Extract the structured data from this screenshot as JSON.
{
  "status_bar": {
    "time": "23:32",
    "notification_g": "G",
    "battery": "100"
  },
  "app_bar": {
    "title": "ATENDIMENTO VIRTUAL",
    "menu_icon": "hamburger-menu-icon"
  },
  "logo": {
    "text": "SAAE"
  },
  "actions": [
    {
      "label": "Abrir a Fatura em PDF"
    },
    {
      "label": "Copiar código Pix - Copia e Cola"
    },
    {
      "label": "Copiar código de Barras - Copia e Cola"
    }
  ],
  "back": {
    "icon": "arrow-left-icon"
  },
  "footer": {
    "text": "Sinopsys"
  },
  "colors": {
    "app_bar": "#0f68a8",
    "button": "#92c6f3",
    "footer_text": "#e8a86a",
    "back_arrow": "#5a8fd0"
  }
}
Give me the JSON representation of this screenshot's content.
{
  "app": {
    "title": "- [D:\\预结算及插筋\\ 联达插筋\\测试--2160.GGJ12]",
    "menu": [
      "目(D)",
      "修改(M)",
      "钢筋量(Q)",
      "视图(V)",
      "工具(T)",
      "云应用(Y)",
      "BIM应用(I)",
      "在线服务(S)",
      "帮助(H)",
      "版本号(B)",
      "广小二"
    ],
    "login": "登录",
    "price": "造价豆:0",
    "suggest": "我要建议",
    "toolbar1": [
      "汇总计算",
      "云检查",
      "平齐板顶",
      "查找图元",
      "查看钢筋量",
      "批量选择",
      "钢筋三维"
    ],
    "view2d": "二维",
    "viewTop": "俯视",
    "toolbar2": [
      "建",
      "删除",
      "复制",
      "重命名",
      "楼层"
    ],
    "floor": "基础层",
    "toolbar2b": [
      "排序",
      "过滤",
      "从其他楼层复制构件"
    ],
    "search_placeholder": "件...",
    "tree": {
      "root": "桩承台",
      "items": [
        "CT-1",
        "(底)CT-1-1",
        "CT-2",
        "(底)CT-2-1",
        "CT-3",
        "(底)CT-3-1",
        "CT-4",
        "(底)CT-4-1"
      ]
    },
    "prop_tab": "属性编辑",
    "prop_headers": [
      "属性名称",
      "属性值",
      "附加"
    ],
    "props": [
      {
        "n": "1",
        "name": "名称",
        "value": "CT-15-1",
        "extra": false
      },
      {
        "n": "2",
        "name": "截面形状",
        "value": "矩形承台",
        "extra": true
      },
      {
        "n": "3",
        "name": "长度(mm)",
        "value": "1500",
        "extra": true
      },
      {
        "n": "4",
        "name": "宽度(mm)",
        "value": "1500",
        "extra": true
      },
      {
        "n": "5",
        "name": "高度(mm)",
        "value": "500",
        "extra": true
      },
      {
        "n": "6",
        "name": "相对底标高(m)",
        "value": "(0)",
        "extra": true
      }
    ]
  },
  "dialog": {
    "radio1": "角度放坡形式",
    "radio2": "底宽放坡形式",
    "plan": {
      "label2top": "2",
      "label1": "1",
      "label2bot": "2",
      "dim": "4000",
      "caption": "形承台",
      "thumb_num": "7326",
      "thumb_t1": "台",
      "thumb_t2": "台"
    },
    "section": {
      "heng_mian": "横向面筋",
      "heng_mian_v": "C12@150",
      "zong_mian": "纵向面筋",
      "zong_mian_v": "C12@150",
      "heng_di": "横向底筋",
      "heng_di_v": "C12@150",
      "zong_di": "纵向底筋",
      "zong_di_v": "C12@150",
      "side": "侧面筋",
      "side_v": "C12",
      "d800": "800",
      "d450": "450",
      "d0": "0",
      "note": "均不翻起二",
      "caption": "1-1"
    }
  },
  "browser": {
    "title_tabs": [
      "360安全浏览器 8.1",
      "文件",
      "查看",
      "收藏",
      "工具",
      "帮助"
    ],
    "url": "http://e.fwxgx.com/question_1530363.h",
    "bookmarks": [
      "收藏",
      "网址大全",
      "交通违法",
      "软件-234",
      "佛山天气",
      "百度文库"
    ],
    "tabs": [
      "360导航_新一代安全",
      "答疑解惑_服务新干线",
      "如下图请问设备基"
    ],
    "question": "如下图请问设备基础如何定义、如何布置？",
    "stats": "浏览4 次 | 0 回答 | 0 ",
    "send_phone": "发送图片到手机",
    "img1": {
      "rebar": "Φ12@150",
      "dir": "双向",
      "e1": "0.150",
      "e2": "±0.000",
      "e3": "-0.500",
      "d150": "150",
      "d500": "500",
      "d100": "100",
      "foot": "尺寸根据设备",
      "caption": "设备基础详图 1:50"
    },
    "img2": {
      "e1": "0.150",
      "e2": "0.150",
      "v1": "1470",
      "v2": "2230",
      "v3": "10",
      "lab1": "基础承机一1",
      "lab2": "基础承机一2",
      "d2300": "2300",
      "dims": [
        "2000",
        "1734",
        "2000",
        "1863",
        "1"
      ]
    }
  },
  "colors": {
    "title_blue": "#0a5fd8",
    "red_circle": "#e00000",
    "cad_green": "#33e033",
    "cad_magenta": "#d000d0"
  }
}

■ ■ ■ ■ ■

From the preceding material, extract every line exactly.

Extract the structured data from this screenshot as JSON.
{
  "status_bar": {
    "time": "23:32",
    "notification_g": "G",
    "battery": "100"
  },
  "app_bar": {
    "title": "ATENDIMENTO VIRTUAL",
    "menu_icon": "hamburger-menu-icon"
  },
  "logo": {
    "text": "SAAE"
  },
  "actions": [
    {
      "label": "Abrir a Fatura em PDF"
    },
    {
      "label": "Copiar código Pix - Copia e Cola"
    },
    {
      "label": "Copiar código de Barras - Copia e Cola"
    }
  ],
  "back": {
    "icon": "arrow-left-icon"
  },
  "footer": {
    "text": "Sinopsys"
  },
  "colors": {
    "app_bar": "#0f68a8",
    "button": "#92c6f3",
    "footer_text": "#e8a86a",
    "back_arrow": "#5a8fd0"
  }
}
Give me the JSON representation of this screenshot's content.
{
  "app": {
    "title": "- [D:\\预结算及插筋\\ 联达插筋\\测试--2160.GGJ12]",
    "menu": [
      "目(D)",
      "修改(M)",
      "钢筋量(Q)",
      "视图(V)",
      "工具(T)",
      "云应用(Y)",
      "BIM应用(I)",
      "在线服务(S)",
      "帮助(H)",
      "版本号(B)",
      "广小二"
    ],
    "login": "登录",
    "price": "造价豆:0",
    "suggest": "我要建议",
    "toolbar1": [
      "汇总计算",
      "云检查",
      "平齐板顶",
      "查找图元",
      "查看钢筋量",
      "批量选择",
      "钢筋三维"
    ],
    "view2d": "二维",
    "viewTop": "俯视",
    "toolbar2": [
      "建",
      "删除",
      "复制",
      "重命名",
      "楼层"
    ],
    "floor": "基础层",
    "toolbar2b": [
      "排序",
      "过滤",
      "从其他楼层复制构件"
    ],
    "search_placeholder": "件...",
    "tree": {
      "root": "桩承台",
      "items": [
        "CT-1",
        "(底)CT-1-1",
        "CT-2",
        "(底)CT-2-1",
        "CT-3",
        "(底)CT-3-1",
        "CT-4",
        "(底)CT-4-1"
      ]
    },
    "prop_tab": "属性编辑",
    "prop_headers": [
      "属性名称",
      "属性值",
      "附加"
    ],
    "props": [
      {
        "n": "1",
        "name": "名称",
        "value": "CT-15-1",
        "extra": false
      },
      {
        "n": "2",
        "name": "截面形状",
        "value": "矩形承台",
        "extra": true
      },
      {
        "n": "3",
        "name": "长度(mm)",
        "value": "1500",
        "extra": true
      },
      {
        "n": "4",
        "name": "宽度(mm)",
        "value": "1500",
        "extra": true
      },
      {
        "n": "5",
        "name": "高度(mm)",
        "value": "500",
        "extra": true
      },
      {
        "n": "6",
        "name": "相对底标高(m)",
        "value": "(0)",
        "extra": true
      }
    ]
  },
  "dialog": {
    "radio1": "角度放坡形式",
    "radio2": "底宽放坡形式",
    "plan": {
      "label2top": "2",
      "label1": "1",
      "label2bot": "2",
      "dim": "4000",
      "caption": "形承台",
      "thumb_num": "7326",
      "thumb_t1": "台",
      "thumb_t2": "台"
    },
    "section": {
      "heng_mian": "横向面筋",
      "heng_mian_v": "C12@150",
      "zong_mian": "纵向面筋",
      "zong_mian_v": "C12@150",
      "heng_di": "横向底筋",
      "heng_di_v": "C12@150",
      "zong_di": "纵向底筋",
      "zong_di_v": "C12@150",
      "side": "侧面筋",
      "side_v": "C12",
      "d800": "800",
      "d450": "450",
      "d0": "0",
      "note": "均不翻起二",
      "caption": "1-1"
    }
  },
  "browser": {
    "title_tabs": [
      "360安全浏览器 8.1",
      "文件",
      "查看",
      "收藏",
      "工具",
      "帮助"
    ],
    "url": "http://e.fwxgx.com/question_1530363.h",
    "bookmarks": [
      "收藏",
      "网址大全",
      "交通违法",
      "软件-234",
      "佛山天气",
      "百度文库"
    ],
    "tabs": [
      "360导航_新一代安全",
      "答疑解惑_服务新干线",
      "如下图请问设备基"
    ],
    "question": "如下图请问设备基础如何定义、如何布置？",
    "stats": "浏览4 次 | 0 回答 | 0 ",
    "send_phone": "发送图片到手机",
    "img1": {
      "rebar": "Φ12@150",
      "dir": "双向",
      "e1": "0.150",
      "e2": "±0.000",
      "e3": "-0.500",
      "d150": "150",
      "d500": "500",
      "d100": "100",
      "foot": "尺寸根据设备",
      "caption": "设备基础详图 1:50"
    },
    "img2": {
      "e1": "0.150",
      "e2": "0.150",
      "v1": "1470",
      "v2": "2230",
      "v3": "10",
      "lab1": "基础承机一1",
      "lab2": "基础承机一2",
      "d2300": "2300",
      "dims": [
        "2000",
        "1734",
        "2000",
        "1863",
        "1"
      ]
    }
  },
  "colors": {
    "title_blue": "#0a5fd8",
    "red_circle": "#e00000",
    "cad_green": "#33e033",
    "cad_magenta": "#d000d0"
  }
}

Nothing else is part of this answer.